(Saved data entries)

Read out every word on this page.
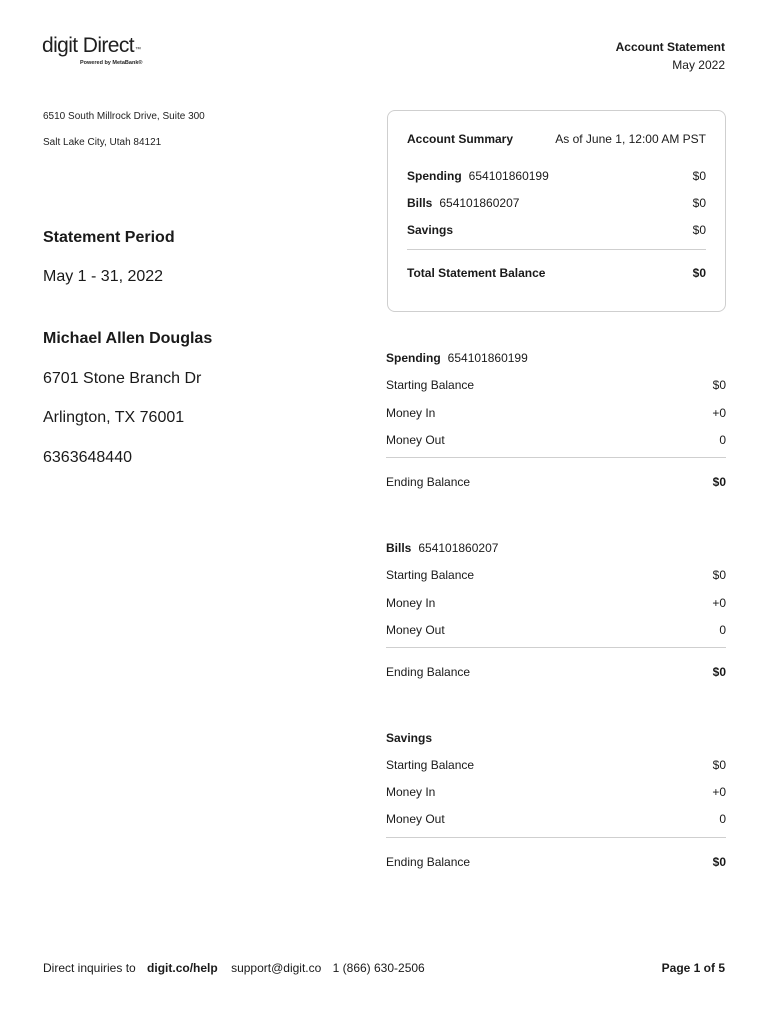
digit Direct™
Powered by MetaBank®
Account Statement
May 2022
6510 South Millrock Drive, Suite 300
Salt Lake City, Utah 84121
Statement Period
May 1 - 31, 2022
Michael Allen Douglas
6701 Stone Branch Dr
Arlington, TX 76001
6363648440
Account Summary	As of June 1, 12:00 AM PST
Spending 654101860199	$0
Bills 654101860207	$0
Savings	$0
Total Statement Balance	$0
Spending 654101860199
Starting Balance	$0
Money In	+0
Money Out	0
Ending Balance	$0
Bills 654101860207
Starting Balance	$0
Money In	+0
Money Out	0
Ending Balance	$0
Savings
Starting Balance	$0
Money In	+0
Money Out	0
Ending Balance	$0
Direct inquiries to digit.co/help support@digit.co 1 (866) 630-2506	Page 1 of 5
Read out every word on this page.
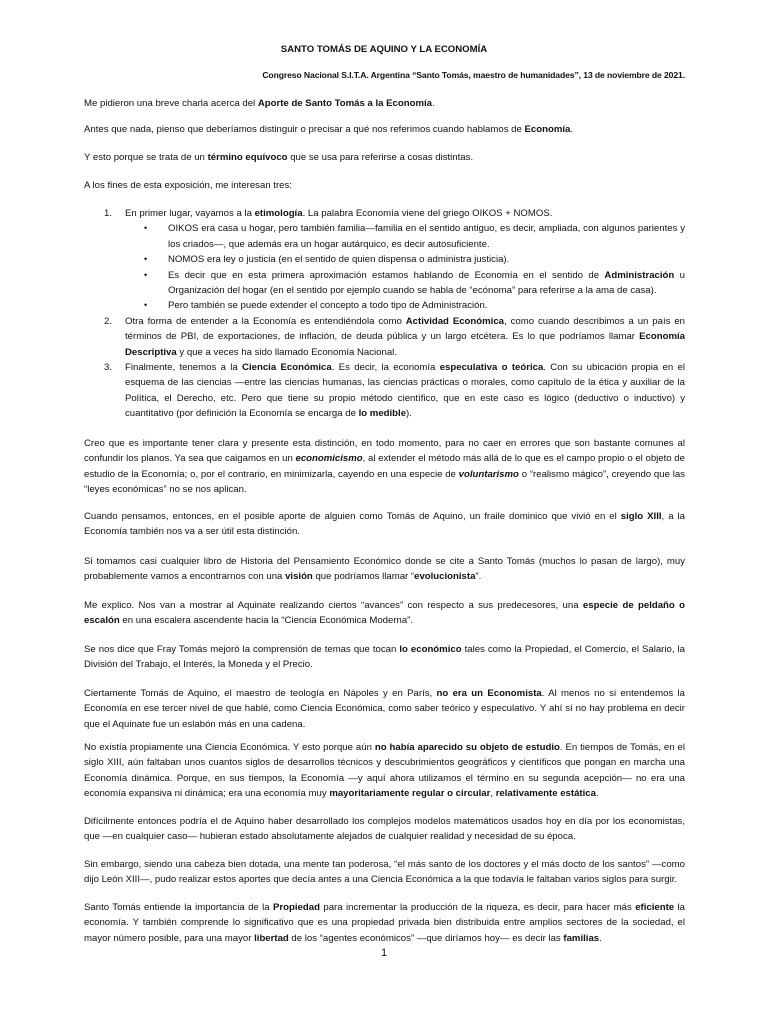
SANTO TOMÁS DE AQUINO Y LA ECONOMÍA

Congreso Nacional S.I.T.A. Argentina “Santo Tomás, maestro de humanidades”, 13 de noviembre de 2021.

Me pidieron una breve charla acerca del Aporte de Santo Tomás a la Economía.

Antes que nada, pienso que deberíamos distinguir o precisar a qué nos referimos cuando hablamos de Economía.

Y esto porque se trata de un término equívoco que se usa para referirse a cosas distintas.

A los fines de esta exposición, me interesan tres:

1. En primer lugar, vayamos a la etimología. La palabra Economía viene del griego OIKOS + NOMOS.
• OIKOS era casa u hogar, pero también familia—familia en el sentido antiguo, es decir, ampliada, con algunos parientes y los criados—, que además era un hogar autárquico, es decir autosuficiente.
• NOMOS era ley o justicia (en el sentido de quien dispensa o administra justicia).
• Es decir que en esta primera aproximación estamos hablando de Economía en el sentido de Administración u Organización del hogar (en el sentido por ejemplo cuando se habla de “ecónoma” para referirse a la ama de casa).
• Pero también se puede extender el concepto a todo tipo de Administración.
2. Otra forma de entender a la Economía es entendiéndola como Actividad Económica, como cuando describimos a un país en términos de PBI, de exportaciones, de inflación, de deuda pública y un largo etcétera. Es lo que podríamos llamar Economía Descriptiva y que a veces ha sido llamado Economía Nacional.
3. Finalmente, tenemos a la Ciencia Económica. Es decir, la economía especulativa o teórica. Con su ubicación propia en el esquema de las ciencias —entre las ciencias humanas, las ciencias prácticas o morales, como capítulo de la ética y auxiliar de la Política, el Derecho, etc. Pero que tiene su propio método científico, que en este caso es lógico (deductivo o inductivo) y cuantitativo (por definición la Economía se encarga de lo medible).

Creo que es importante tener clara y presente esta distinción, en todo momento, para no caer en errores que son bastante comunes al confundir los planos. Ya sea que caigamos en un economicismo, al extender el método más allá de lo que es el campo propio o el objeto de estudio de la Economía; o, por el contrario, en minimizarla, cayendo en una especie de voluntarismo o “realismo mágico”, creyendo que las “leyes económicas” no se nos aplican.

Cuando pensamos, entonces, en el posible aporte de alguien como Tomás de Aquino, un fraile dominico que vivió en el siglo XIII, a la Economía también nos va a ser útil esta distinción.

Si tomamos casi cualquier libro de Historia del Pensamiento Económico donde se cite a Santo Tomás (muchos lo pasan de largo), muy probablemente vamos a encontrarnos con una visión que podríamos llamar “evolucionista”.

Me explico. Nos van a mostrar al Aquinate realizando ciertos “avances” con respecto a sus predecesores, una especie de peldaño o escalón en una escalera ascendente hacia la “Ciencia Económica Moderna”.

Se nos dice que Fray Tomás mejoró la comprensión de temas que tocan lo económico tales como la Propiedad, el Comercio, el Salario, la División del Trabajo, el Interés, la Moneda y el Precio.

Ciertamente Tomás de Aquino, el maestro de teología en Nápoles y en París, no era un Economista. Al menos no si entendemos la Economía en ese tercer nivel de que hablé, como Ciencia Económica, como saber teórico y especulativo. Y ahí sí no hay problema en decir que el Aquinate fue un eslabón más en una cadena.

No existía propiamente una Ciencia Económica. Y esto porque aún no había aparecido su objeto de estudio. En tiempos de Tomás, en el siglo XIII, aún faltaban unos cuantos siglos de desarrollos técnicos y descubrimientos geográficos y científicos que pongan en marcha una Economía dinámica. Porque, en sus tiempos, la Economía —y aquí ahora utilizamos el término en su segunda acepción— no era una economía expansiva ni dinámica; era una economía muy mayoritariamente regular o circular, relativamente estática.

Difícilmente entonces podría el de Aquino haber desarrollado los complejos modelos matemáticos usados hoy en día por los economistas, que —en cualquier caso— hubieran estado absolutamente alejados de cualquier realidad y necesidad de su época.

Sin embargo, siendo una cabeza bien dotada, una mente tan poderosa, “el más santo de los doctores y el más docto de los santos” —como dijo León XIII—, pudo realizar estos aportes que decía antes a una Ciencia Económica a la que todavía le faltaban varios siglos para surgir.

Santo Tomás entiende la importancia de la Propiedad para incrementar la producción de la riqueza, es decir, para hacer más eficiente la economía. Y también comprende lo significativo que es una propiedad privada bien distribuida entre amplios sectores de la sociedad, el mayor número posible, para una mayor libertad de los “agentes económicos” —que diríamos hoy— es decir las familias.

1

◆ Directive
Go through the material above and copy each line that has the word "digit".

◆ Finished answer
digit Direct™
Direct inquiries to digit.co/help support@digit.co 1 (866) 630-2506	Page 1 of 5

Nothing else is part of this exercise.